Instruction — Locate each line containing the string "this" and copy it out.

Provided records —
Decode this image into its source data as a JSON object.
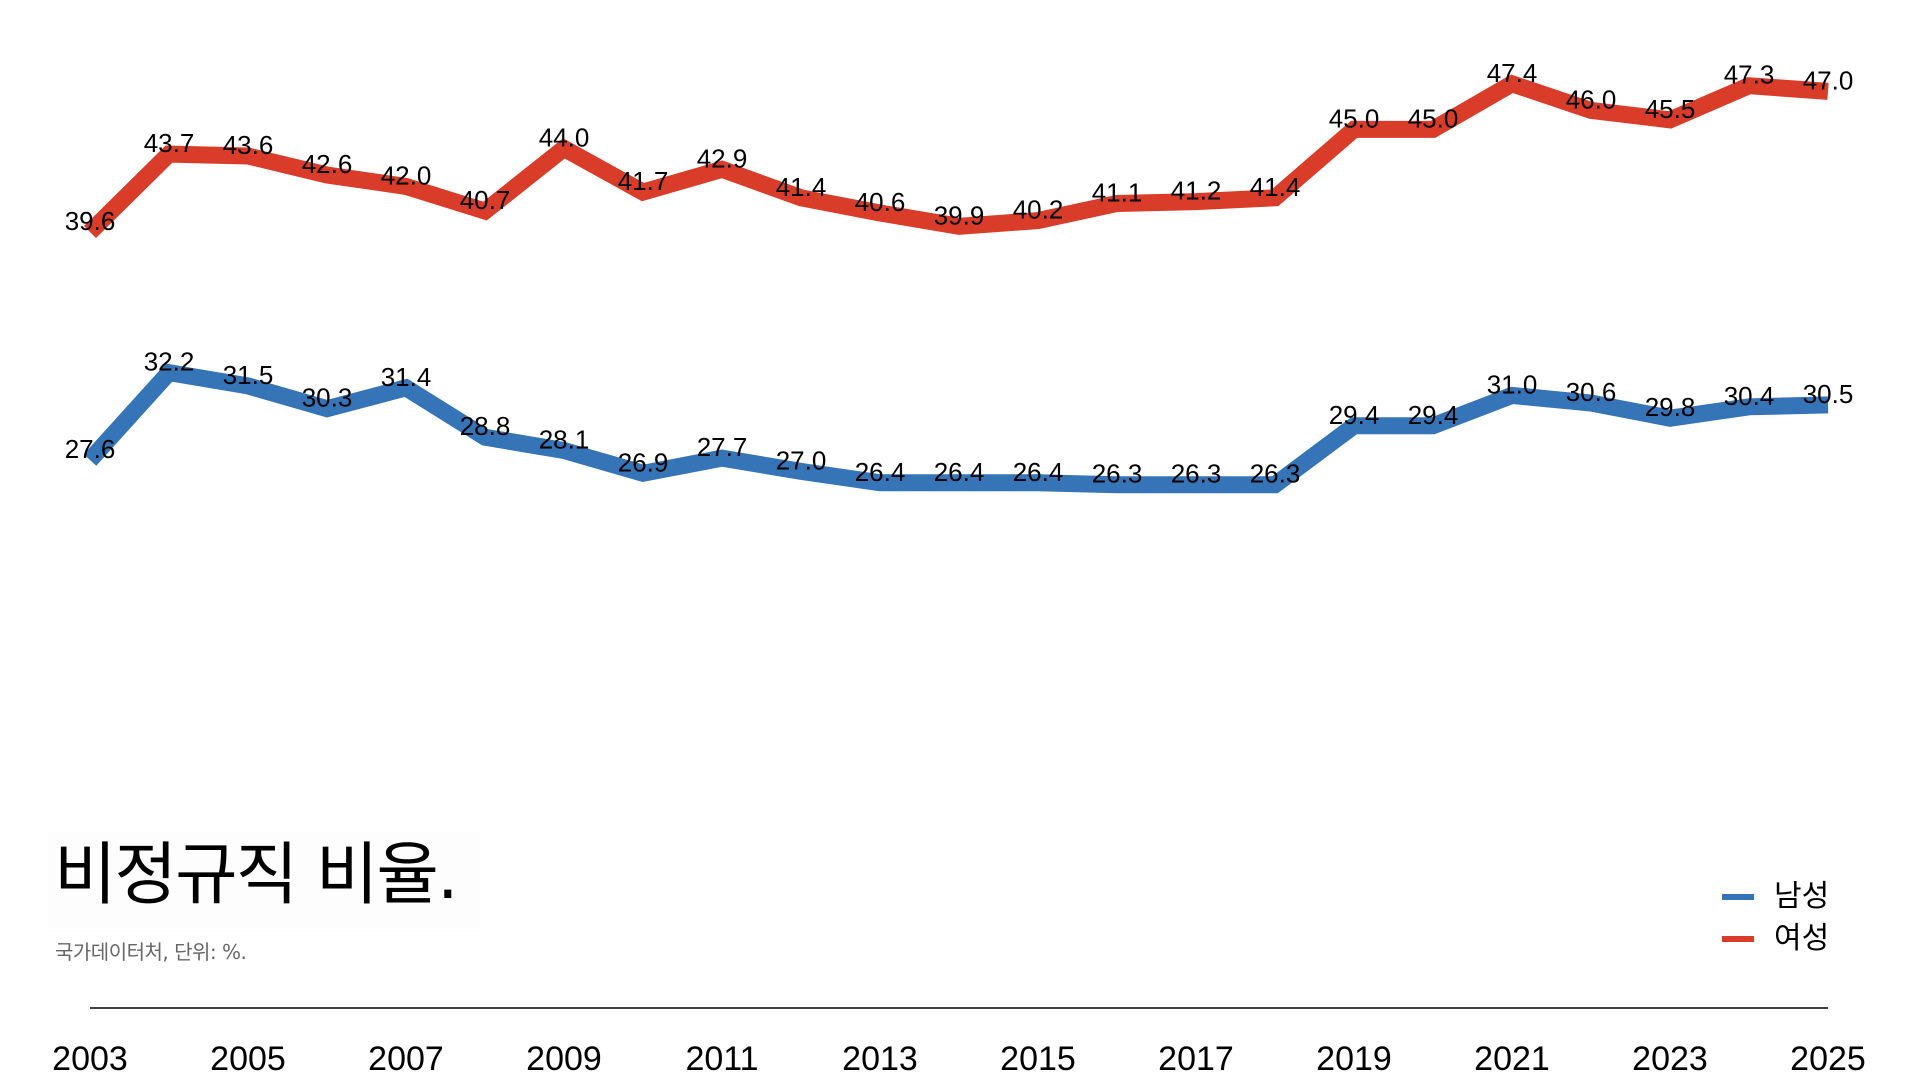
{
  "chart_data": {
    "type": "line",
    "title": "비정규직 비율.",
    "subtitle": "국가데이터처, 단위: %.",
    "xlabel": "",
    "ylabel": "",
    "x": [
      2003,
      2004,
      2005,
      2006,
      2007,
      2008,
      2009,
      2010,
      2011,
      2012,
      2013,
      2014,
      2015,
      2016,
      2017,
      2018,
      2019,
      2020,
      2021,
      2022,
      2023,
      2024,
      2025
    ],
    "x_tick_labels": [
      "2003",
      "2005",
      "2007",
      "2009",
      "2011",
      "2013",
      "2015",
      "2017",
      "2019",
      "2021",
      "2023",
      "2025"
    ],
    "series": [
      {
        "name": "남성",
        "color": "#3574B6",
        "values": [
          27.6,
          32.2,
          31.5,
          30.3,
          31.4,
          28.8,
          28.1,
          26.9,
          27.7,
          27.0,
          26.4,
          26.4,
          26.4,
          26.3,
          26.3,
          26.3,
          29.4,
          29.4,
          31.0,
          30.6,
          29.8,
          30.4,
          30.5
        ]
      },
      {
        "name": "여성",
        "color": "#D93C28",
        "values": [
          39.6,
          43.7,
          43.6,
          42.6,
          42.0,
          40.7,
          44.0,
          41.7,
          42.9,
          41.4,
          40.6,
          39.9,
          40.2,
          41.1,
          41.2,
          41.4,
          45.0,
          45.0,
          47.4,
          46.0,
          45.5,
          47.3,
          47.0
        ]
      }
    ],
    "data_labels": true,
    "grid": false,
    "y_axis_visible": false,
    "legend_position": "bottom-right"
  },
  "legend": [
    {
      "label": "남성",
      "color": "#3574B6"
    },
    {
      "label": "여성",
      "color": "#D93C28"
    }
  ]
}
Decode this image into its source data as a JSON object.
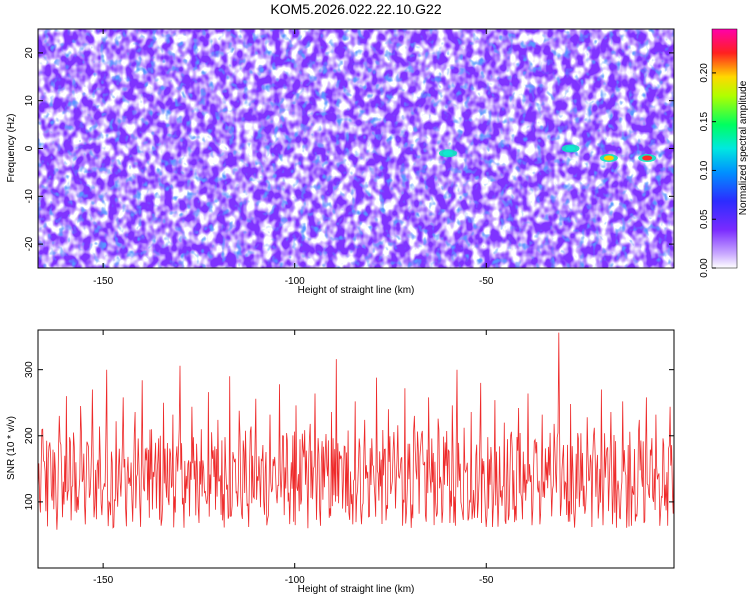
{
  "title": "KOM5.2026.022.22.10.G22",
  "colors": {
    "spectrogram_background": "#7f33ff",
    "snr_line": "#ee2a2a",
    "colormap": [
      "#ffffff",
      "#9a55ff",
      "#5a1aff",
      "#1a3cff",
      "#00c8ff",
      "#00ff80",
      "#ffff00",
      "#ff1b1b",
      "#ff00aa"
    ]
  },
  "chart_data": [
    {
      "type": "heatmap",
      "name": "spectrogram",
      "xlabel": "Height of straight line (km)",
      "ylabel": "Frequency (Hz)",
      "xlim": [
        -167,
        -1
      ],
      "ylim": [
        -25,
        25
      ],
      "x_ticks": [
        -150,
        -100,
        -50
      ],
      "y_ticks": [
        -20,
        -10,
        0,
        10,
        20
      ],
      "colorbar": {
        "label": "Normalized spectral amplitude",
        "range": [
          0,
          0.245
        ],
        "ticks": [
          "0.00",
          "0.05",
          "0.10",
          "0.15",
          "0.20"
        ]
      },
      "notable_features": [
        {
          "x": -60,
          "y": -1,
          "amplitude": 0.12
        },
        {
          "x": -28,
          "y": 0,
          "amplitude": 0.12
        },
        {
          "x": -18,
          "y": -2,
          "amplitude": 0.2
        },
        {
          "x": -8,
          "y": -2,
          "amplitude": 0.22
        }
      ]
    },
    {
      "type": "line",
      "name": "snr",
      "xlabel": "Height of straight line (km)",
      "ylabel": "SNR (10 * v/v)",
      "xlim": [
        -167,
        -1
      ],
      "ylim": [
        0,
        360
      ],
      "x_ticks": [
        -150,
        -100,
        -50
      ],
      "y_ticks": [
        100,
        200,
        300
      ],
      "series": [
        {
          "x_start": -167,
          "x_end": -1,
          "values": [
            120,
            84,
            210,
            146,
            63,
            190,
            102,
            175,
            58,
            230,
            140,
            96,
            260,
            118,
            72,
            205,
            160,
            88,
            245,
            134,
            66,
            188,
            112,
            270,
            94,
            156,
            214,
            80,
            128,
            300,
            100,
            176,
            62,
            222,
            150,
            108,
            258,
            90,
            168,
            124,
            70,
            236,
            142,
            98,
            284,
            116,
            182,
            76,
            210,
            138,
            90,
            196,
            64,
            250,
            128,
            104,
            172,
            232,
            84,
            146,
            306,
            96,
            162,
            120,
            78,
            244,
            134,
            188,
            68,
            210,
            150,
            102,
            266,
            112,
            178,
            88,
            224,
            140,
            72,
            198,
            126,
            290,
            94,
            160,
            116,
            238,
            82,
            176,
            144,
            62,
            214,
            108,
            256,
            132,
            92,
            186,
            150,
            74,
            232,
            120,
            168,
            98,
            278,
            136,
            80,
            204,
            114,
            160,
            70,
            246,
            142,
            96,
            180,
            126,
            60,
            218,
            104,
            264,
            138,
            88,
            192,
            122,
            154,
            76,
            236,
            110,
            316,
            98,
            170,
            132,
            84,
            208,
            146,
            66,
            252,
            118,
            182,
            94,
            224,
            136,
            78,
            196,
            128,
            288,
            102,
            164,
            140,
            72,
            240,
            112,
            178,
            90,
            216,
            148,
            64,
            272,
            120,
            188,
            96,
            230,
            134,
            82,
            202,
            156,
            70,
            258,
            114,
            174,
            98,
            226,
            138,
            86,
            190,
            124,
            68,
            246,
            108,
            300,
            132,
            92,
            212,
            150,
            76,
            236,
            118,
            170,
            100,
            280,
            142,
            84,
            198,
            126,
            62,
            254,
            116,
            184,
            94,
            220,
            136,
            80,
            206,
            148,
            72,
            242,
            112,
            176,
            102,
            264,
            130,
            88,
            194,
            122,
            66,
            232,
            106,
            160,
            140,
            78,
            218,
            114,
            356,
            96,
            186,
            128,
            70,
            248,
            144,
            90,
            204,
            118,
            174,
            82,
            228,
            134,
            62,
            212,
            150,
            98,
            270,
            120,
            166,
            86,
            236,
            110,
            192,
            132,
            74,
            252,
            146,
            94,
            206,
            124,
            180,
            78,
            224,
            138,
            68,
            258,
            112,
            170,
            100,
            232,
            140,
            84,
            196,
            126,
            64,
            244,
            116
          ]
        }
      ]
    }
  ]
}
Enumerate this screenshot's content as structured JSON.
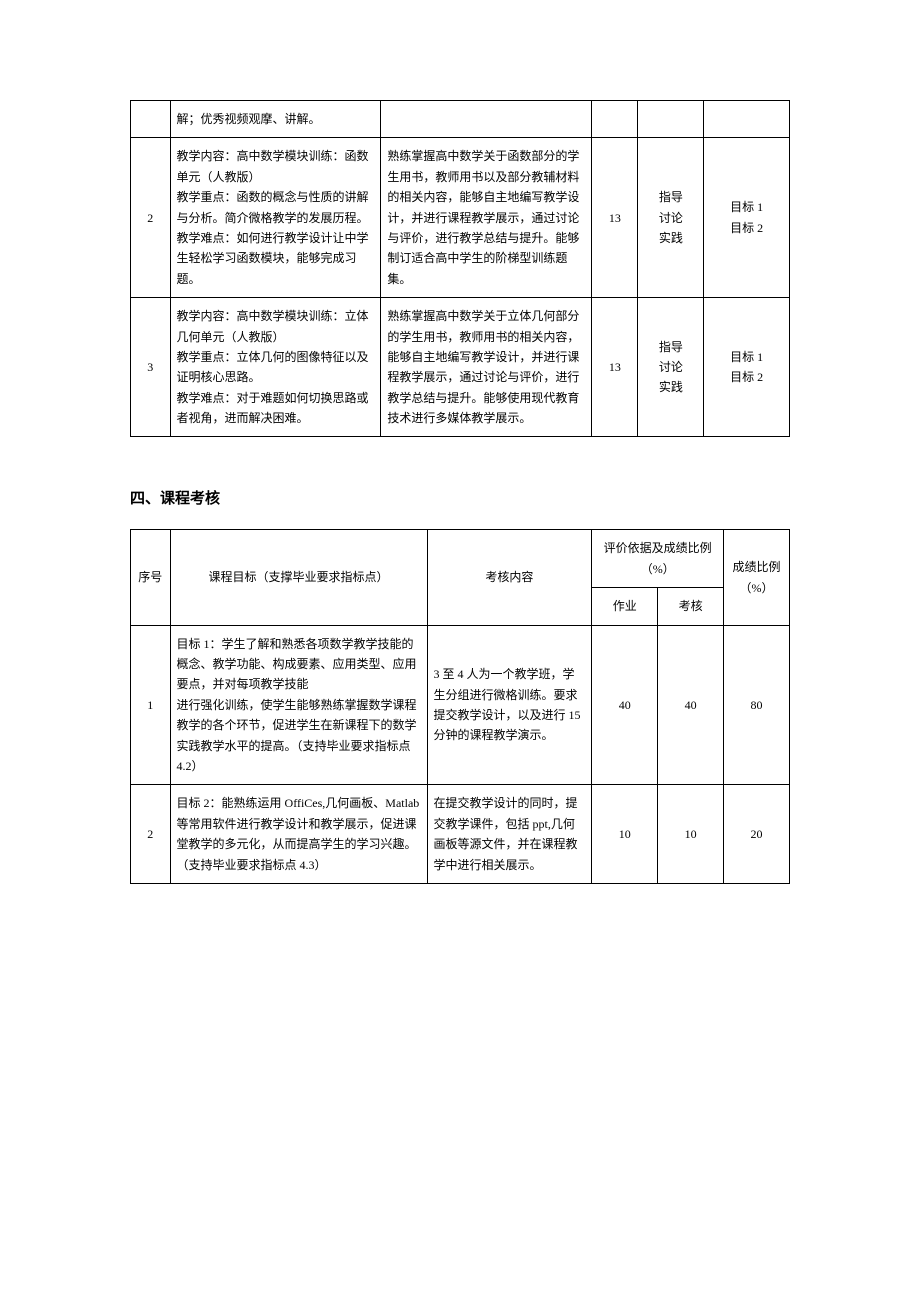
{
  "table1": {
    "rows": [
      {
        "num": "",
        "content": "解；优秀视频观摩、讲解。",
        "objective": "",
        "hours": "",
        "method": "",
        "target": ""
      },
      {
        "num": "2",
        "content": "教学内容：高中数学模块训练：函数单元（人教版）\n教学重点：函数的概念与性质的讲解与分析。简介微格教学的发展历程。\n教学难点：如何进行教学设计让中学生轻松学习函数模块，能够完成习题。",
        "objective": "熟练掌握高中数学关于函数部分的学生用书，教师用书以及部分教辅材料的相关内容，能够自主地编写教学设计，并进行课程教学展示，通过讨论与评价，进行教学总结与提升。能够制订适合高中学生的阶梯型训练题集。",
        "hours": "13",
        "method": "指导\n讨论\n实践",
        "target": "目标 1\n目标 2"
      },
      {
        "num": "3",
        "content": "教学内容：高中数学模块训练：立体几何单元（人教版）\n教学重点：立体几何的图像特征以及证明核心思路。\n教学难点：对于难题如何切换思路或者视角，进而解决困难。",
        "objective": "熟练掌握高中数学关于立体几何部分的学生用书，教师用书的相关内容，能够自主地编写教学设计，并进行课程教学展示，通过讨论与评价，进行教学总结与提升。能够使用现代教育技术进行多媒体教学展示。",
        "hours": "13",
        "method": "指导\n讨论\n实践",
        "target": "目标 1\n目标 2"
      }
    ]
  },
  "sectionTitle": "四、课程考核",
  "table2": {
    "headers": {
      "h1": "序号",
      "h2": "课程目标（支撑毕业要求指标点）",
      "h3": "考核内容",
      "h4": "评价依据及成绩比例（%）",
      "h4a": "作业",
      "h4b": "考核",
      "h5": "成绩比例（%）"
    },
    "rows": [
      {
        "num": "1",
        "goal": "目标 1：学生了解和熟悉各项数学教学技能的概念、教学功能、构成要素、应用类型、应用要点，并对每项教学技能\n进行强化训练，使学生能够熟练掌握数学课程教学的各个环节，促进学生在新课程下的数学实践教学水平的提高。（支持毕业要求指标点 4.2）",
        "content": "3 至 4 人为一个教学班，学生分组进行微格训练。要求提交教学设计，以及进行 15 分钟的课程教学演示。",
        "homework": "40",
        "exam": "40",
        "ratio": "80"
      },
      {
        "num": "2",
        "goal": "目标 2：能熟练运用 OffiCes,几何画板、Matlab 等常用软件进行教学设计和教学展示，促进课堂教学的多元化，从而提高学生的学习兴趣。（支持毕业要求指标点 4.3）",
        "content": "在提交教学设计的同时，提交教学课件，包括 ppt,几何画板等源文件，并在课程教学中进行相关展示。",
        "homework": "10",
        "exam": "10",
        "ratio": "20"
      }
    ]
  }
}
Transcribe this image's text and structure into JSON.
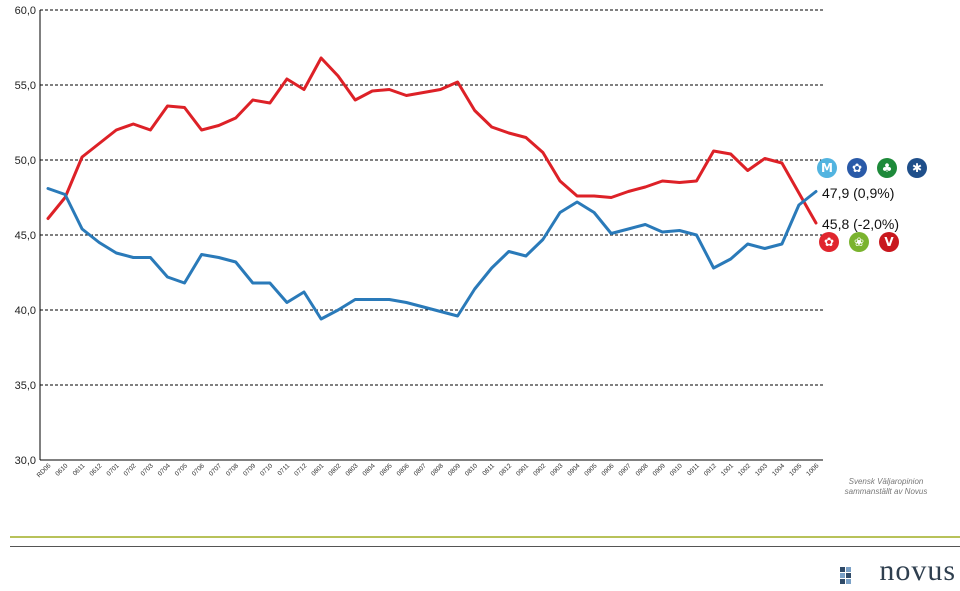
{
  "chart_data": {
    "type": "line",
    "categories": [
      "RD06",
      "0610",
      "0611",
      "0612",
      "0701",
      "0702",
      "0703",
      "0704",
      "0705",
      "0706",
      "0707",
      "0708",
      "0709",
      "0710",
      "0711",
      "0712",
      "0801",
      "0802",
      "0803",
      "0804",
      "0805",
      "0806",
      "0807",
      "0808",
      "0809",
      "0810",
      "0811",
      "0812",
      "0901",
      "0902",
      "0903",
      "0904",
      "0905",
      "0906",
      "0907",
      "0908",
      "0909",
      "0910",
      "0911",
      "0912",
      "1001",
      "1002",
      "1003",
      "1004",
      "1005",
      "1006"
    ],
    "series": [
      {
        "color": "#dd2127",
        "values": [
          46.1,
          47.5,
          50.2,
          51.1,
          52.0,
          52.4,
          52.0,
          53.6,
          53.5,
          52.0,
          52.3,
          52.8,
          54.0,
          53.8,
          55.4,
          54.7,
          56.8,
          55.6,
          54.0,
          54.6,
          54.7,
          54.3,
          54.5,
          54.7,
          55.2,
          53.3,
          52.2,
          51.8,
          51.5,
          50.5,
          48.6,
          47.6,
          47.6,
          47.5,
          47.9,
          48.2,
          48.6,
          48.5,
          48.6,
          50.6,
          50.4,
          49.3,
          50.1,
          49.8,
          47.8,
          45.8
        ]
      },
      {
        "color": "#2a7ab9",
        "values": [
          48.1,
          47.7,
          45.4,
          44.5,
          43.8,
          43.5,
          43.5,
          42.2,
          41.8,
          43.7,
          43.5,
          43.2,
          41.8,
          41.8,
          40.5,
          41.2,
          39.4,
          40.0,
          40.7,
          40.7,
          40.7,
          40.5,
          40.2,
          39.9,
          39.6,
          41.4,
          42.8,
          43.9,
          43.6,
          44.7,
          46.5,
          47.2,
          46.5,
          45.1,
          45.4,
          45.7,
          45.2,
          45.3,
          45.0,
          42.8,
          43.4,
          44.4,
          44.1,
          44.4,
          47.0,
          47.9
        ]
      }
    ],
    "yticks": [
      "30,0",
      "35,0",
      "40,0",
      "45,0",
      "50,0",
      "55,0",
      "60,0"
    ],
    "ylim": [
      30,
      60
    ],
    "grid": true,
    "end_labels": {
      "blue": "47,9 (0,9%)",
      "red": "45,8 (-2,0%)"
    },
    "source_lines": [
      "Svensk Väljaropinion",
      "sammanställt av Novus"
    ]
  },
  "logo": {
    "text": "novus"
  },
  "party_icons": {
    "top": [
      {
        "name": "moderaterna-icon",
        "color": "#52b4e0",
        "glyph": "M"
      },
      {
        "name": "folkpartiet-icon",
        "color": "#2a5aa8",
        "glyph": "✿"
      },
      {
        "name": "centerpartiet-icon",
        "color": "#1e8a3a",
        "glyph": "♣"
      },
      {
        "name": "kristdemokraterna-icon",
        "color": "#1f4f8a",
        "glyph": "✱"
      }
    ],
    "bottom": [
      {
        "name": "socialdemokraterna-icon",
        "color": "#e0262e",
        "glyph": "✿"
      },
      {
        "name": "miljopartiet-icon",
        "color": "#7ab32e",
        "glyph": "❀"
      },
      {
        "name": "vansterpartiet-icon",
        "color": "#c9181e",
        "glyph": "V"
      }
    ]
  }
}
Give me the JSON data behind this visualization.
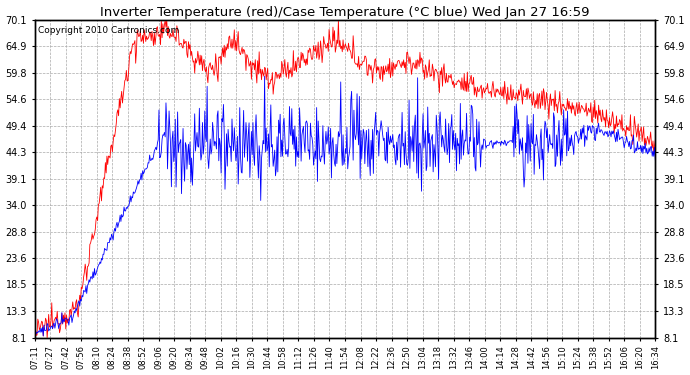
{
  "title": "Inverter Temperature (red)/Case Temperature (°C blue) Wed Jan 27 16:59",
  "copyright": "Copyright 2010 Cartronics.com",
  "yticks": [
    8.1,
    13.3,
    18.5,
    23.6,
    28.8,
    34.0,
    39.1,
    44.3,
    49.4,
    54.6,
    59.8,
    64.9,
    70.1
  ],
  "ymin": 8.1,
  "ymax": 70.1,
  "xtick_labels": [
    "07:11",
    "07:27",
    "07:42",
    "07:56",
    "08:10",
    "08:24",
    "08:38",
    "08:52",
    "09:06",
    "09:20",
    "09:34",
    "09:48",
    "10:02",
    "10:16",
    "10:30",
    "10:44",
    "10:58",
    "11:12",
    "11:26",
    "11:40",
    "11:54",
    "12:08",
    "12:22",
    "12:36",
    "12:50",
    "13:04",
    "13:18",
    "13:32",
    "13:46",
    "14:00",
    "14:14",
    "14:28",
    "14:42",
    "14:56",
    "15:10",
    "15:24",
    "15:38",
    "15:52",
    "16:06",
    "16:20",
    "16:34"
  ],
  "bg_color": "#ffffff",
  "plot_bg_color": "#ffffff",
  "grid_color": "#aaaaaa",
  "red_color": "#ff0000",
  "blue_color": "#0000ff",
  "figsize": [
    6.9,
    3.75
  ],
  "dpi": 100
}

Task result —
Decode this image into its source data as a JSON object.
Decode this image into its source data as a JSON object.
Enumerate this screenshot's content as structured JSON.
Transcribe this image's text and structure into JSON.
Give me the JSON data behind this visualization.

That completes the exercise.